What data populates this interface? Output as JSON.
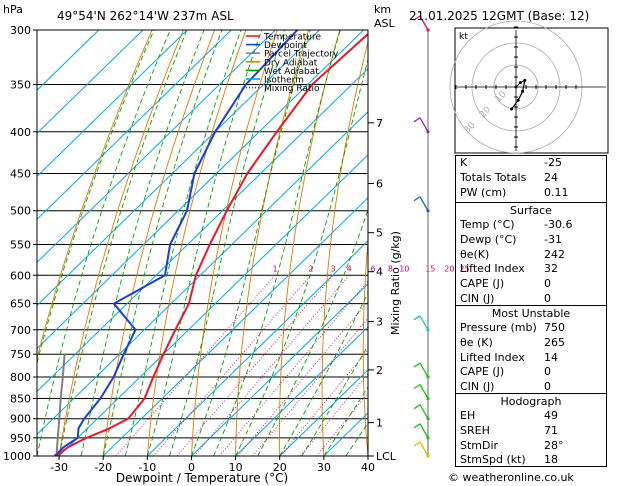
{
  "header": {
    "hpa_unit": "hPa",
    "location": "49°54'N  262°14'W  237m  ASL",
    "km_unit": "km",
    "asl_unit": "ASL",
    "datetime": "21.01.2025  12GMT  (Base: 12)"
  },
  "chart_data": {
    "type": "skew-t",
    "xlabel": "Dewpoint / Temperature (°C)",
    "ylabel_right": "Mixing Ratio (g/kg)",
    "pressure_levels": [
      300,
      350,
      400,
      450,
      500,
      550,
      600,
      650,
      700,
      750,
      800,
      850,
      900,
      950,
      1000
    ],
    "temperature_ticks": [
      -30,
      -20,
      -10,
      0,
      10,
      20,
      30,
      40
    ],
    "xlim": [
      -35,
      40
    ],
    "plim": [
      1000,
      300
    ],
    "skew_deg_per_log": 99,
    "height_km": [
      {
        "km": "7",
        "p": 390
      },
      {
        "km": "6",
        "p": 463
      },
      {
        "km": "5",
        "p": 532
      },
      {
        "km": "4",
        "p": 594
      },
      {
        "km": "3",
        "p": 684
      },
      {
        "km": "2",
        "p": 784
      },
      {
        "km": "1",
        "p": 910
      },
      {
        "km": "LCL",
        "p": 1000
      }
    ],
    "mixing_ratio_labels": [
      {
        "label": "1",
        "w": 1
      },
      {
        "label": "2",
        "w": 2
      },
      {
        "label": "3",
        "w": 3
      },
      {
        "label": "4",
        "w": 4
      },
      {
        "label": "6",
        "w": 6
      },
      {
        "label": "8",
        "w": 8
      },
      {
        "label": "10",
        "w": 10
      },
      {
        "label": "15",
        "w": 15
      },
      {
        "label": "20",
        "w": 20
      },
      {
        "label": "25",
        "w": 25
      }
    ],
    "legend": [
      {
        "name": "Temperature",
        "color": "#e8192c",
        "style": "solid"
      },
      {
        "name": "Dewpoint",
        "color": "#1a3fd8",
        "style": "solid"
      },
      {
        "name": "Parcel Trajectory",
        "color": "#808080",
        "style": "solid"
      },
      {
        "name": "Dry Adiabat",
        "color": "#e07a00",
        "style": "solid"
      },
      {
        "name": "Wet Adiabat",
        "color": "#00a000",
        "style": "solid"
      },
      {
        "name": "Isotherm",
        "color": "#00a8e8",
        "style": "solid"
      },
      {
        "name": "Mixing Ratio",
        "color": "#d4006a",
        "style": "dotted"
      }
    ],
    "temperature_profile": [
      {
        "p": 1000,
        "t": -30.6
      },
      {
        "p": 975,
        "t": -30
      },
      {
        "p": 950,
        "t": -28
      },
      {
        "p": 925,
        "t": -25
      },
      {
        "p": 900,
        "t": -23
      },
      {
        "p": 850,
        "t": -24
      },
      {
        "p": 800,
        "t": -27
      },
      {
        "p": 750,
        "t": -30
      },
      {
        "p": 700,
        "t": -33
      },
      {
        "p": 650,
        "t": -36
      },
      {
        "p": 600,
        "t": -41
      },
      {
        "p": 550,
        "t": -45
      },
      {
        "p": 500,
        "t": -49
      },
      {
        "p": 450,
        "t": -53
      },
      {
        "p": 400,
        "t": -56
      },
      {
        "p": 350,
        "t": -59
      },
      {
        "p": 300,
        "t": -58
      }
    ],
    "dewpoint_profile": [
      {
        "p": 1000,
        "t": -31
      },
      {
        "p": 975,
        "t": -31
      },
      {
        "p": 950,
        "t": -30
      },
      {
        "p": 925,
        "t": -32
      },
      {
        "p": 900,
        "t": -33
      },
      {
        "p": 850,
        "t": -34
      },
      {
        "p": 800,
        "t": -36
      },
      {
        "p": 750,
        "t": -39
      },
      {
        "p": 700,
        "t": -42
      },
      {
        "p": 650,
        "t": -53
      },
      {
        "p": 600,
        "t": -48
      },
      {
        "p": 550,
        "t": -54
      },
      {
        "p": 500,
        "t": -58
      },
      {
        "p": 450,
        "t": -65
      },
      {
        "p": 400,
        "t": -70
      },
      {
        "p": 350,
        "t": -74
      },
      {
        "p": 300,
        "t": -75
      }
    ],
    "parcel_profile": [
      {
        "p": 1000,
        "t": -30.6
      },
      {
        "p": 950,
        "t": -34.5
      },
      {
        "p": 900,
        "t": -38.6
      },
      {
        "p": 850,
        "t": -43
      },
      {
        "p": 800,
        "t": -47.5
      },
      {
        "p": 750,
        "t": -52.4
      }
    ],
    "wind_barbs": [
      {
        "p": 1000,
        "color": "#c8c800"
      },
      {
        "p": 950,
        "color": "#20c020"
      },
      {
        "p": 900,
        "color": "#20c020"
      },
      {
        "p": 850,
        "color": "#20c020"
      },
      {
        "p": 800,
        "color": "#20c020"
      },
      {
        "p": 700,
        "color": "#20c0c0"
      },
      {
        "p": 500,
        "color": "#2060e0"
      },
      {
        "p": 400,
        "color": "#a020c0"
      },
      {
        "p": 300,
        "color": "#e01060"
      }
    ]
  },
  "hodograph": {
    "label": "kt",
    "rings": [
      {
        "label": "10"
      },
      {
        "label": "20"
      },
      {
        "label": "30"
      }
    ],
    "trace": [
      {
        "u": 0,
        "v": 0
      },
      {
        "u": 2,
        "v": 2
      },
      {
        "u": 4,
        "v": 3
      },
      {
        "u": 3,
        "v": -2
      },
      {
        "u": 1,
        "v": -6
      },
      {
        "u": -2,
        "v": -10
      }
    ]
  },
  "indices": {
    "rows": [
      {
        "label": "K",
        "value": "-25"
      },
      {
        "label": "Totals Totals",
        "value": "24"
      },
      {
        "label": "PW (cm)",
        "value": "0.11"
      }
    ]
  },
  "surface": {
    "title": "Surface",
    "rows": [
      {
        "label": "Temp (°C)",
        "value": "-30.6"
      },
      {
        "label": "Dewp (°C)",
        "value": "-31"
      },
      {
        "label": "θe(K)",
        "value": "242"
      },
      {
        "label": "Lifted Index",
        "value": "32"
      },
      {
        "label": "CAPE (J)",
        "value": "0"
      },
      {
        "label": "CIN (J)",
        "value": "0"
      }
    ]
  },
  "most_unstable": {
    "title": "Most Unstable",
    "rows": [
      {
        "label": "Pressure (mb)",
        "value": "750"
      },
      {
        "label": "θe (K)",
        "value": "265"
      },
      {
        "label": "Lifted Index",
        "value": "14"
      },
      {
        "label": "CAPE (J)",
        "value": "0"
      },
      {
        "label": "CIN (J)",
        "value": "0"
      }
    ]
  },
  "hodo_table": {
    "title": "Hodograph",
    "rows": [
      {
        "label": "EH",
        "value": "49"
      },
      {
        "label": "SREH",
        "value": "71"
      },
      {
        "label": "StmDir",
        "value": "28°"
      },
      {
        "label": "StmSpd (kt)",
        "value": "18"
      }
    ]
  },
  "credit": "© weatheronline.co.uk"
}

**Stated goal:** Extract all the data above exactly, excluding every picture.

**Complete answer:**
What data populates this interface? Output as JSON.
{
  "header": {
    "hpa_unit": "hPa",
    "location": "49°54'N  262°14'W  237m  ASL",
    "km_unit": "km",
    "asl_unit": "ASL",
    "datetime": "21.01.2025  12GMT  (Base: 12)"
  },
  "chart_data": {
    "type": "skew-t",
    "xlabel": "Dewpoint / Temperature (°C)",
    "ylabel_right": "Mixing Ratio (g/kg)",
    "pressure_levels": [
      300,
      350,
      400,
      450,
      500,
      550,
      600,
      650,
      700,
      750,
      800,
      850,
      900,
      950,
      1000
    ],
    "temperature_ticks": [
      -30,
      -20,
      -10,
      0,
      10,
      20,
      30,
      40
    ],
    "xlim": [
      -35,
      40
    ],
    "plim": [
      1000,
      300
    ],
    "skew_deg_per_log": 99,
    "height_km": [
      {
        "km": "7",
        "p": 390
      },
      {
        "km": "6",
        "p": 463
      },
      {
        "km": "5",
        "p": 532
      },
      {
        "km": "4",
        "p": 594
      },
      {
        "km": "3",
        "p": 684
      },
      {
        "km": "2",
        "p": 784
      },
      {
        "km": "1",
        "p": 910
      },
      {
        "km": "LCL",
        "p": 1000
      }
    ],
    "mixing_ratio_labels": [
      {
        "label": "1",
        "w": 1
      },
      {
        "label": "2",
        "w": 2
      },
      {
        "label": "3",
        "w": 3
      },
      {
        "label": "4",
        "w": 4
      },
      {
        "label": "6",
        "w": 6
      },
      {
        "label": "8",
        "w": 8
      },
      {
        "label": "10",
        "w": 10
      },
      {
        "label": "15",
        "w": 15
      },
      {
        "label": "20",
        "w": 20
      },
      {
        "label": "25",
        "w": 25
      }
    ],
    "legend": [
      {
        "name": "Temperature",
        "color": "#e8192c",
        "style": "solid"
      },
      {
        "name": "Dewpoint",
        "color": "#1a3fd8",
        "style": "solid"
      },
      {
        "name": "Parcel Trajectory",
        "color": "#808080",
        "style": "solid"
      },
      {
        "name": "Dry Adiabat",
        "color": "#e07a00",
        "style": "solid"
      },
      {
        "name": "Wet Adiabat",
        "color": "#00a000",
        "style": "solid"
      },
      {
        "name": "Isotherm",
        "color": "#00a8e8",
        "style": "solid"
      },
      {
        "name": "Mixing Ratio",
        "color": "#d4006a",
        "style": "dotted"
      }
    ],
    "temperature_profile": [
      {
        "p": 1000,
        "t": -30.6
      },
      {
        "p": 975,
        "t": -30
      },
      {
        "p": 950,
        "t": -28
      },
      {
        "p": 925,
        "t": -25
      },
      {
        "p": 900,
        "t": -23
      },
      {
        "p": 850,
        "t": -24
      },
      {
        "p": 800,
        "t": -27
      },
      {
        "p": 750,
        "t": -30
      },
      {
        "p": 700,
        "t": -33
      },
      {
        "p": 650,
        "t": -36
      },
      {
        "p": 600,
        "t": -41
      },
      {
        "p": 550,
        "t": -45
      },
      {
        "p": 500,
        "t": -49
      },
      {
        "p": 450,
        "t": -53
      },
      {
        "p": 400,
        "t": -56
      },
      {
        "p": 350,
        "t": -59
      },
      {
        "p": 300,
        "t": -58
      }
    ],
    "dewpoint_profile": [
      {
        "p": 1000,
        "t": -31
      },
      {
        "p": 975,
        "t": -31
      },
      {
        "p": 950,
        "t": -30
      },
      {
        "p": 925,
        "t": -32
      },
      {
        "p": 900,
        "t": -33
      },
      {
        "p": 850,
        "t": -34
      },
      {
        "p": 800,
        "t": -36
      },
      {
        "p": 750,
        "t": -39
      },
      {
        "p": 700,
        "t": -42
      },
      {
        "p": 650,
        "t": -53
      },
      {
        "p": 600,
        "t": -48
      },
      {
        "p": 550,
        "t": -54
      },
      {
        "p": 500,
        "t": -58
      },
      {
        "p": 450,
        "t": -65
      },
      {
        "p": 400,
        "t": -70
      },
      {
        "p": 350,
        "t": -74
      },
      {
        "p": 300,
        "t": -75
      }
    ],
    "parcel_profile": [
      {
        "p": 1000,
        "t": -30.6
      },
      {
        "p": 950,
        "t": -34.5
      },
      {
        "p": 900,
        "t": -38.6
      },
      {
        "p": 850,
        "t": -43
      },
      {
        "p": 800,
        "t": -47.5
      },
      {
        "p": 750,
        "t": -52.4
      }
    ],
    "wind_barbs": [
      {
        "p": 1000,
        "color": "#c8c800"
      },
      {
        "p": 950,
        "color": "#20c020"
      },
      {
        "p": 900,
        "color": "#20c020"
      },
      {
        "p": 850,
        "color": "#20c020"
      },
      {
        "p": 800,
        "color": "#20c020"
      },
      {
        "p": 700,
        "color": "#20c0c0"
      },
      {
        "p": 500,
        "color": "#2060e0"
      },
      {
        "p": 400,
        "color": "#a020c0"
      },
      {
        "p": 300,
        "color": "#e01060"
      }
    ]
  },
  "hodograph": {
    "label": "kt",
    "rings": [
      {
        "label": "10"
      },
      {
        "label": "20"
      },
      {
        "label": "30"
      }
    ],
    "trace": [
      {
        "u": 0,
        "v": 0
      },
      {
        "u": 2,
        "v": 2
      },
      {
        "u": 4,
        "v": 3
      },
      {
        "u": 3,
        "v": -2
      },
      {
        "u": 1,
        "v": -6
      },
      {
        "u": -2,
        "v": -10
      }
    ]
  },
  "indices": {
    "rows": [
      {
        "label": "K",
        "value": "-25"
      },
      {
        "label": "Totals Totals",
        "value": "24"
      },
      {
        "label": "PW (cm)",
        "value": "0.11"
      }
    ]
  },
  "surface": {
    "title": "Surface",
    "rows": [
      {
        "label": "Temp (°C)",
        "value": "-30.6"
      },
      {
        "label": "Dewp (°C)",
        "value": "-31"
      },
      {
        "label": "θe(K)",
        "value": "242"
      },
      {
        "label": "Lifted Index",
        "value": "32"
      },
      {
        "label": "CAPE (J)",
        "value": "0"
      },
      {
        "label": "CIN (J)",
        "value": "0"
      }
    ]
  },
  "most_unstable": {
    "title": "Most Unstable",
    "rows": [
      {
        "label": "Pressure (mb)",
        "value": "750"
      },
      {
        "label": "θe (K)",
        "value": "265"
      },
      {
        "label": "Lifted Index",
        "value": "14"
      },
      {
        "label": "CAPE (J)",
        "value": "0"
      },
      {
        "label": "CIN (J)",
        "value": "0"
      }
    ]
  },
  "hodo_table": {
    "title": "Hodograph",
    "rows": [
      {
        "label": "EH",
        "value": "49"
      },
      {
        "label": "SREH",
        "value": "71"
      },
      {
        "label": "StmDir",
        "value": "28°"
      },
      {
        "label": "StmSpd (kt)",
        "value": "18"
      }
    ]
  },
  "credit": "© weatheronline.co.uk"
}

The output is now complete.